◆ SHORT PROBLEM
Output every record word for word.

◆ DATASET

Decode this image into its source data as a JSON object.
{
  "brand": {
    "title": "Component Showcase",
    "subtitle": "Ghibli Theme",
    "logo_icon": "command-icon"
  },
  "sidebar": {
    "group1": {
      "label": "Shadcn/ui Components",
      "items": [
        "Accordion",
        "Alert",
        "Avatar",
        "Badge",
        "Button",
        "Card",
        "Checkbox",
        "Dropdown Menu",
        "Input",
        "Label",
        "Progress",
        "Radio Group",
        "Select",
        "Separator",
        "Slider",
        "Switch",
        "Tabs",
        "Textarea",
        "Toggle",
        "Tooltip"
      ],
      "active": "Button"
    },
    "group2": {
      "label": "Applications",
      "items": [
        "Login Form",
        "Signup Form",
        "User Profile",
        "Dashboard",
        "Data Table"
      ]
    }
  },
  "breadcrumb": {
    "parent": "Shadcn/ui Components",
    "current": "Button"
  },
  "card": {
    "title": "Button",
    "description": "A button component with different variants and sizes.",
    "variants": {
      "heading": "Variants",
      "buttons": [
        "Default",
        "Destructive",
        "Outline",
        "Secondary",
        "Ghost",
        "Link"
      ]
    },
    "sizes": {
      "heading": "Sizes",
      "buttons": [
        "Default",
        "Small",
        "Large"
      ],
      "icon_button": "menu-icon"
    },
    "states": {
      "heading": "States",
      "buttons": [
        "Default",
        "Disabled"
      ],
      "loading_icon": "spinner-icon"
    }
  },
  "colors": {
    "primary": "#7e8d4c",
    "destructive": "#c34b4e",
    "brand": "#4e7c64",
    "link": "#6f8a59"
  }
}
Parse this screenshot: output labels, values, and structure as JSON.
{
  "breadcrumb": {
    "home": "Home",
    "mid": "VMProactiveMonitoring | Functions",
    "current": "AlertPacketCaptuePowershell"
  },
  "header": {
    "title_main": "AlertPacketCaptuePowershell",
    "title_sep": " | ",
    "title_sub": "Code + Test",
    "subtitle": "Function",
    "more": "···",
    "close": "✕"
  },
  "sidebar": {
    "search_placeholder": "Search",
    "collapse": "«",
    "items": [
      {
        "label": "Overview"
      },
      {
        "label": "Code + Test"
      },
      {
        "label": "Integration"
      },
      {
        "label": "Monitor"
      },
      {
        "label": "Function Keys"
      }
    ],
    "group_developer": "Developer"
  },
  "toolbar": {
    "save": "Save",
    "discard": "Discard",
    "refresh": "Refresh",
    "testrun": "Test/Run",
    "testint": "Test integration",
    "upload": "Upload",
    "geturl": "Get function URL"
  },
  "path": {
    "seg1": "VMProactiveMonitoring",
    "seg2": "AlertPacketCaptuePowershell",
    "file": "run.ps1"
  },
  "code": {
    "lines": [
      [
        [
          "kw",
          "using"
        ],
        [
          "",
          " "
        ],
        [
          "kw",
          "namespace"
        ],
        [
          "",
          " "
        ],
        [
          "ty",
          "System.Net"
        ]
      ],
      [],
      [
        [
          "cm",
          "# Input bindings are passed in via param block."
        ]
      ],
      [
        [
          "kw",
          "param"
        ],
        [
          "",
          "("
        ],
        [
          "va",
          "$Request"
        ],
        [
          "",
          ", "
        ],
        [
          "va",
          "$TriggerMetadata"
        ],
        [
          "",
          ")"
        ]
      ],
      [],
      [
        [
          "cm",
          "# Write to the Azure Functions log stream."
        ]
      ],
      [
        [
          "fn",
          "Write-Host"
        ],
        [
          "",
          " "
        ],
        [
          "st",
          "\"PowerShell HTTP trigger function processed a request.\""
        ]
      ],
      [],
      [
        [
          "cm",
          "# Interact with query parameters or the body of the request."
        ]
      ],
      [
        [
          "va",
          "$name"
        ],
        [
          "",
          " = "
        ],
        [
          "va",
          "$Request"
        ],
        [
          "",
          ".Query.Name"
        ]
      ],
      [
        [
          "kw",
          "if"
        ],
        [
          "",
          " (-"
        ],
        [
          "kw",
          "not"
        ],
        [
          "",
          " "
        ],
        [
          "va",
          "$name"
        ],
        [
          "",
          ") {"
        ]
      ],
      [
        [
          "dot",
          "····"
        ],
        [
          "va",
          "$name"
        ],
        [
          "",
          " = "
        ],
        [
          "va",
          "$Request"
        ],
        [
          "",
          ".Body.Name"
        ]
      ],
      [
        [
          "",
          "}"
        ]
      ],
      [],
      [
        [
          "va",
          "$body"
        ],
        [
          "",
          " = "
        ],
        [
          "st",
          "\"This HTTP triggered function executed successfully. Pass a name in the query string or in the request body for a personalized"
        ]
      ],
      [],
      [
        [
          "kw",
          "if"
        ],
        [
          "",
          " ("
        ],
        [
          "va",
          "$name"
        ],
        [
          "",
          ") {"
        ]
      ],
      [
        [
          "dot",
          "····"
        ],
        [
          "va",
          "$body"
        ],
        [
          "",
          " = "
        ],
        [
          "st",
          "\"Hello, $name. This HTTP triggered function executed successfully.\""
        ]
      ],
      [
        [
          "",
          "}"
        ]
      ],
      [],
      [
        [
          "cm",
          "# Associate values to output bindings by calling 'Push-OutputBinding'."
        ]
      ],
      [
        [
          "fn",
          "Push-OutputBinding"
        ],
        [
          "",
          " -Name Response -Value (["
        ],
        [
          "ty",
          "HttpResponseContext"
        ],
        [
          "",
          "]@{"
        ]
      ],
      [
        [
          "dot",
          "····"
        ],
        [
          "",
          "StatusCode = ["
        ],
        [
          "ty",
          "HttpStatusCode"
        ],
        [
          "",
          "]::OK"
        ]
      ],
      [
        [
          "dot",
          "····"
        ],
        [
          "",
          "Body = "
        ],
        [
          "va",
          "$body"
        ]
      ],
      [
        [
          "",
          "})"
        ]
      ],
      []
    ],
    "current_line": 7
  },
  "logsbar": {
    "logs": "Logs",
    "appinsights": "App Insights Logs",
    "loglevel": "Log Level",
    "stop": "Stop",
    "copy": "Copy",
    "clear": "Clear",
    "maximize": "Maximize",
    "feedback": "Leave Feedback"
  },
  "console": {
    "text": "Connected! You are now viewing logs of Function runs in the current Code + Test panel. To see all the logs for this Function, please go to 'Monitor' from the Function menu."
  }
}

◆ OUTPUT OF THE EXERCISE
Decode this image into its source data as a JSON object.
{
  "brand": {
    "title": "Component Showcase",
    "subtitle": "Ghibli Theme",
    "logo_icon": "command-icon"
  },
  "sidebar": {
    "group1": {
      "label": "Shadcn/ui Components",
      "items": [
        "Accordion",
        "Alert",
        "Avatar",
        "Badge",
        "Button",
        "Card",
        "Checkbox",
        "Dropdown Menu",
        "Input",
        "Label",
        "Progress",
        "Radio Group",
        "Select",
        "Separator",
        "Slider",
        "Switch",
        "Tabs",
        "Textarea",
        "Toggle",
        "Tooltip"
      ],
      "active": "Button"
    },
    "group2": {
      "label": "Applications",
      "items": [
        "Login Form",
        "Signup Form",
        "User Profile",
        "Dashboard",
        "Data Table"
      ]
    }
  },
  "breadcrumb": {
    "parent": "Shadcn/ui Components",
    "current": "Button"
  },
  "card": {
    "title": "Button",
    "description": "A button component with different variants and sizes.",
    "variants": {
      "heading": "Variants",
      "buttons": [
        "Default",
        "Destructive",
        "Outline",
        "Secondary",
        "Ghost",
        "Link"
      ]
    },
    "sizes": {
      "heading": "Sizes",
      "buttons": [
        "Default",
        "Small",
        "Large"
      ],
      "icon_button": "menu-icon"
    },
    "states": {
      "heading": "States",
      "buttons": [
        "Default",
        "Disabled"
      ],
      "loading_icon": "spinner-icon"
    }
  },
  "colors": {
    "primary": "#7e8d4c",
    "destructive": "#c34b4e",
    "brand": "#4e7c64",
    "link": "#6f8a59"
  }
}
Parse this screenshot: output labels, values, and structure as JSON.
{
  "breadcrumb": {
    "home": "Home",
    "mid": "VMProactiveMonitoring | Functions",
    "current": "AlertPacketCaptuePowershell"
  },
  "header": {
    "title_main": "AlertPacketCaptuePowershell",
    "title_sep": " | ",
    "title_sub": "Code + Test",
    "subtitle": "Function",
    "more": "···",
    "close": "✕"
  },
  "sidebar": {
    "search_placeholder": "Search",
    "collapse": "«",
    "items": [
      {
        "label": "Overview"
      },
      {
        "label": "Code + Test"
      },
      {
        "label": "Integration"
      },
      {
        "label": "Monitor"
      },
      {
        "label": "Function Keys"
      }
    ],
    "group_developer": "Developer"
  },
  "toolbar": {
    "save": "Save",
    "discard": "Discard",
    "refresh": "Refresh",
    "testrun": "Test/Run",
    "testint": "Test integration",
    "upload": "Upload",
    "geturl": "Get function URL"
  },
  "path": {
    "seg1": "VMProactiveMonitoring",
    "seg2": "AlertPacketCaptuePowershell",
    "file": "run.ps1"
  },
  "code": {
    "lines": [
      [
        [
          "kw",
          "using"
        ],
        [
          "",
          " "
        ],
        [
          "kw",
          "namespace"
        ],
        [
          "",
          " "
        ],
        [
          "ty",
          "System.Net"
        ]
      ],
      [],
      [
        [
          "cm",
          "# Input bindings are passed in via param block."
        ]
      ],
      [
        [
          "kw",
          "param"
        ],
        [
          "",
          "("
        ],
        [
          "va",
          "$Request"
        ],
        [
          "",
          ", "
        ],
        [
          "va",
          "$TriggerMetadata"
        ],
        [
          "",
          ")"
        ]
      ],
      [],
      [
        [
          "cm",
          "# Write to the Azure Functions log stream."
        ]
      ],
      [
        [
          "fn",
          "Write-Host"
        ],
        [
          "",
          " "
        ],
        [
          "st",
          "\"PowerShell HTTP trigger function processed a request.\""
        ]
      ],
      [],
      [
        [
          "cm",
          "# Interact with query parameters or the body of the request."
        ]
      ],
      [
        [
          "va",
          "$name"
        ],
        [
          "",
          " = "
        ],
        [
          "va",
          "$Request"
        ],
        [
          "",
          ".Query.Name"
        ]
      ],
      [
        [
          "kw",
          "if"
        ],
        [
          "",
          " (-"
        ],
        [
          "kw",
          "not"
        ],
        [
          "",
          " "
        ],
        [
          "va",
          "$name"
        ],
        [
          "",
          ") {"
        ]
      ],
      [
        [
          "dot",
          "····"
        ],
        [
          "va",
          "$name"
        ],
        [
          "",
          " = "
        ],
        [
          "va",
          "$Request"
        ],
        [
          "",
          ".Body.Name"
        ]
      ],
      [
        [
          "",
          "}"
        ]
      ],
      [],
      [
        [
          "va",
          "$body"
        ],
        [
          "",
          " = "
        ],
        [
          "st",
          "\"This HTTP triggered function executed successfully. Pass a name in the query string or in the request body for a personalized"
        ]
      ],
      [],
      [
        [
          "kw",
          "if"
        ],
        [
          "",
          " ("
        ],
        [
          "va",
          "$name"
        ],
        [
          "",
          ") {"
        ]
      ],
      [
        [
          "dot",
          "····"
        ],
        [
          "va",
          "$body"
        ],
        [
          "",
          " = "
        ],
        [
          "st",
          "\"Hello, $name. This HTTP triggered function executed successfully.\""
        ]
      ],
      [
        [
          "",
          "}"
        ]
      ],
      [],
      [
        [
          "cm",
          "# Associate values to output bindings by calling 'Push-OutputBinding'."
        ]
      ],
      [
        [
          "fn",
          "Push-OutputBinding"
        ],
        [
          "",
          " -Name Response -Value (["
        ],
        [
          "ty",
          "HttpResponseContext"
        ],
        [
          "",
          "]@{"
        ]
      ],
      [
        [
          "dot",
          "····"
        ],
        [
          "",
          "StatusCode = ["
        ],
        [
          "ty",
          "HttpStatusCode"
        ],
        [
          "",
          "]::OK"
        ]
      ],
      [
        [
          "dot",
          "····"
        ],
        [
          "",
          "Body = "
        ],
        [
          "va",
          "$body"
        ]
      ],
      [
        [
          "",
          "})"
        ]
      ],
      []
    ],
    "current_line": 7
  },
  "logsbar": {
    "logs": "Logs",
    "appinsights": "App Insights Logs",
    "loglevel": "Log Level",
    "stop": "Stop",
    "copy": "Copy",
    "clear": "Clear",
    "maximize": "Maximize",
    "feedback": "Leave Feedback"
  },
  "console": {
    "text": "Connected! You are now viewing logs of Function runs in the current Code + Test panel. To see all the logs for this Function, please go to 'Monitor' from the Function menu."
  }
}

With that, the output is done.